**Supplied material:**

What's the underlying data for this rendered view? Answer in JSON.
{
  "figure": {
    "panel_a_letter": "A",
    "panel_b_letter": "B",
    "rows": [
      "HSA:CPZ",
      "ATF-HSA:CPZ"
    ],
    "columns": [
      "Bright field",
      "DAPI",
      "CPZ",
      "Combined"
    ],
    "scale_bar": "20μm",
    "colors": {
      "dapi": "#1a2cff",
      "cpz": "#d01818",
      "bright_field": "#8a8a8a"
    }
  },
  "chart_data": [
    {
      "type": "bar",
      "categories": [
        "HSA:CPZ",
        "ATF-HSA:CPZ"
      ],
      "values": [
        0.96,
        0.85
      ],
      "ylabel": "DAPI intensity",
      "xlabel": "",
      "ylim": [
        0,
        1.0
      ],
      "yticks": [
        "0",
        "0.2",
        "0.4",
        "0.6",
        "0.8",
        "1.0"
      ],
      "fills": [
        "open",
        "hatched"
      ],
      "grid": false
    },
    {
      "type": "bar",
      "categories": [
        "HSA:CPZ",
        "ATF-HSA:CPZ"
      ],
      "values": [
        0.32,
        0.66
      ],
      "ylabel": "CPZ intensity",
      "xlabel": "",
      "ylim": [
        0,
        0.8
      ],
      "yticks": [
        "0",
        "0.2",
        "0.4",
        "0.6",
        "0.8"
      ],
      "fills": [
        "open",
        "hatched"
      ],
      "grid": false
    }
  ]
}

* * *

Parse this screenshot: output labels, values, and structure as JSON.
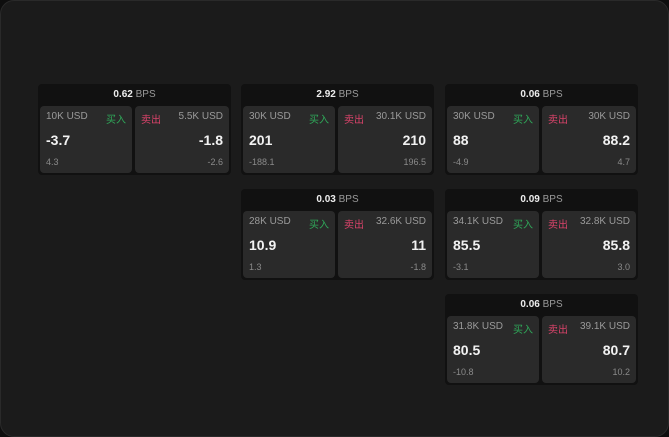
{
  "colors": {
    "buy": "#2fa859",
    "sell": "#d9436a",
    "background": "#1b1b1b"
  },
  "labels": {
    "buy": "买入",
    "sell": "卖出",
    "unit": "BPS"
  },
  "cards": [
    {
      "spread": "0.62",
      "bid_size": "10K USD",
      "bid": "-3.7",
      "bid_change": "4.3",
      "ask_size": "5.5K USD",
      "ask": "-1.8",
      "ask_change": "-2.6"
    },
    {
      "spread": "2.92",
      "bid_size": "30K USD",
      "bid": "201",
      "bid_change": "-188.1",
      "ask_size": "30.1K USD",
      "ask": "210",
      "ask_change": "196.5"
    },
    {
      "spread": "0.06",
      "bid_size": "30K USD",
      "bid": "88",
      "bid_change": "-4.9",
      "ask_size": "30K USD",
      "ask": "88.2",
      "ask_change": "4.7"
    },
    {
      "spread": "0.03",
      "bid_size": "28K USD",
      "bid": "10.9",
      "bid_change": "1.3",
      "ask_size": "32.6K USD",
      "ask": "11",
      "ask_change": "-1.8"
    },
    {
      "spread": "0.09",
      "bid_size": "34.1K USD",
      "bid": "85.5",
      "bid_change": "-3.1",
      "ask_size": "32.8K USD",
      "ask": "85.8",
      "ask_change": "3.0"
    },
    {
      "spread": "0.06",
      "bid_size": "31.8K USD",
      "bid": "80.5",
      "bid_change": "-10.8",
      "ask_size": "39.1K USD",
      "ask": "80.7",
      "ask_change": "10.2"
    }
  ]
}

**Objective:**
Where a line holds the string "this", copy that line.

**Exercise response:**
What's the underlying data for this rendered view? Answer in JSON.
Parse this screenshot: output labels, values, and structure as JSON.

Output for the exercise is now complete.